ARTICLE =>
::::

Back from Oz

lemoncrunch

Registered User
Sep 29, 2009
82
0
devon
Hi folks. I am now back from my month's holiday in Australia with little grandson. We had a lovely time but oh boy, thanks to the english currency, it is sooo expensive there. Just have to try and get rid of this darned jetlag! The weather was glorious but it did seem strange having Christmas in the heat.

I managed to phone my mother a couple of times. I got her in the mornings. She seemed to know who she was talking to and not a happy bunny. But then she hasn't been for at least the last 5 years, wherever she was. She realises she is in a care home. I have heard via a friend that she has a boyfriend there! But I phoned her yesterday afternoon and she was completely hysterical saying she had her coat on and wasn't staying there a minute longer, saying she would walk under a bus (I'm used to these suicide threats, have had too many of them) She is still in complete denial about her condition.

I feel that if I go and visit her then it will be like red rag to a bull so need to talk to the manager first. Her friend (I call her Mrs Busybody) phoned my cousin last week, before we got home, wanting to know when we were home because my mother needed to be moved, she was not happy, her room was too small and she wanted to be near me. She also said I HAD to visit her. When she phoned last night, my husband spoke to her and she was as nice as pie! Not sure if she would have been the same to me but don't want to find out. Reckon I have enough on my plate! Any advice how to get rid of a caring but interfering friend of mums?
 

Nanak

Registered User
Mar 25, 2010
1,979
0
64
Brisbane Australia
Hi Lemoncrunch
The jetlag is a killer eh? Whereabouts in Australia were you?
Christmas in the heat is still odd after 25 years :D
Sorry your Mum is so upset. Its not easy when you have that extra pressure.
Thinking of you
Nanak
missing what has gone and scared of what is to come
 

lemoncrunch

Registered User
Sep 29, 2009
82
0
devon
Hi Nanak

We went to Queensland for 4 days (before the rains) and then to Sydney for 3 weeks where son is. We also spent Christmas in Perth with daughter in law's parents, where it was about 40 degrees on Christmas Day!

I managed to phone mum a couple of times but it is difficult with the time difference plus a houseful of family. Also sent her a couple of postcards. All probably forgotten within seconds.

Have been up since 4 am today. Thought I'd cracked it as I managed to get back to sleep yesterday morning and slept in till 9 am. Got lots to do this morning but will phone the care home and hopefully speak to the manager, if she is in. Really don't think it is worth speaking to mum.

It was a lovely trip but I always had mum in the back of my mind so couldn't forget everything about home 100%.
 

Nanak

Registered User
Mar 25, 2010
1,979
0
64
Brisbane Australia
Thats the problem. Its so far away. No popping in the car when you are needed.

::::

SOURCE EXCERPT =>
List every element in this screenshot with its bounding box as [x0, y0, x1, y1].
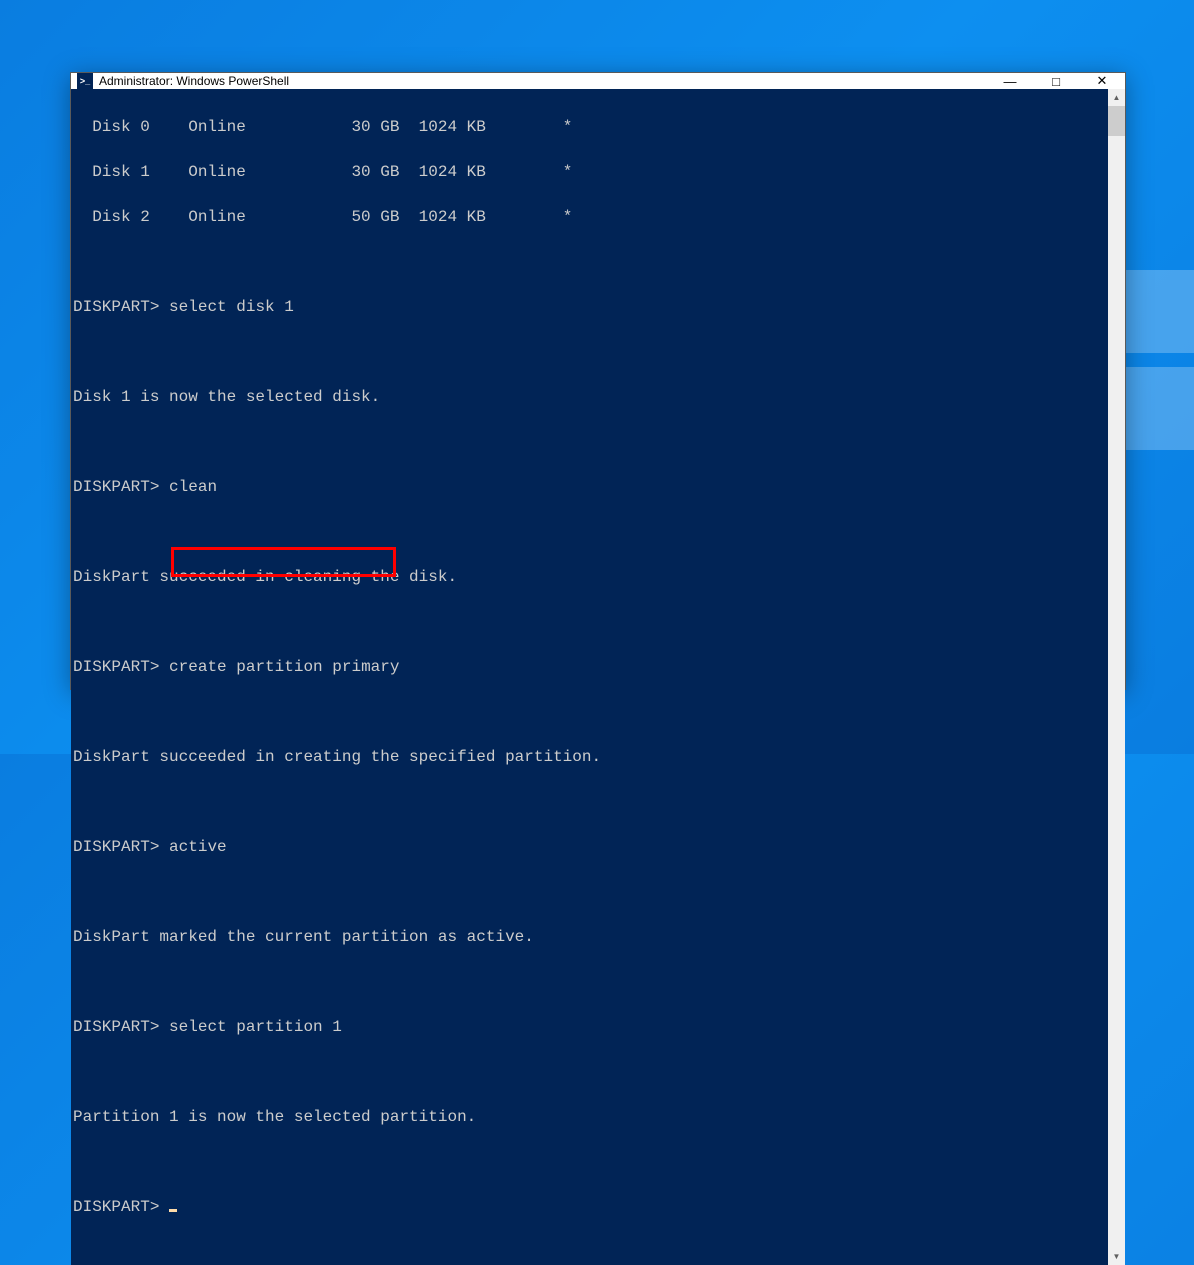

::::

INSTRUCTIONS =>
[a] List the places in Australia that lemoncrunch says the family visited, as named in the forum thread.
[b] Resume the forum thread from the end of Nanak's last reply.
The lines have no connection to the forum thread.

OUTPUTS FOR THE TASKS =>
[a] Queensland, Sydney, Perth

[b]
I've always known this time will come you just think you have forever :(
Glad you enjoyed your holiday. Qld is a lovely state.
Nanak
missing what has gone and scared of what is to come
 

Helen33

Registered User
Jul 20, 2008
14,697
0
Morning lemoncrunch,

WELCOME back:) It was good to hear that you have a good break away and a definite few changes of scenery. I can imagine your mum always being somewhere in your mind because she is part of your life but, nevertheless, you deserved a break.

I now wish you strength to face the daily challenges, decisions, and stresses. It seems pretty sensible to me to not have to face a full onslaught from your mum until you feel up to it.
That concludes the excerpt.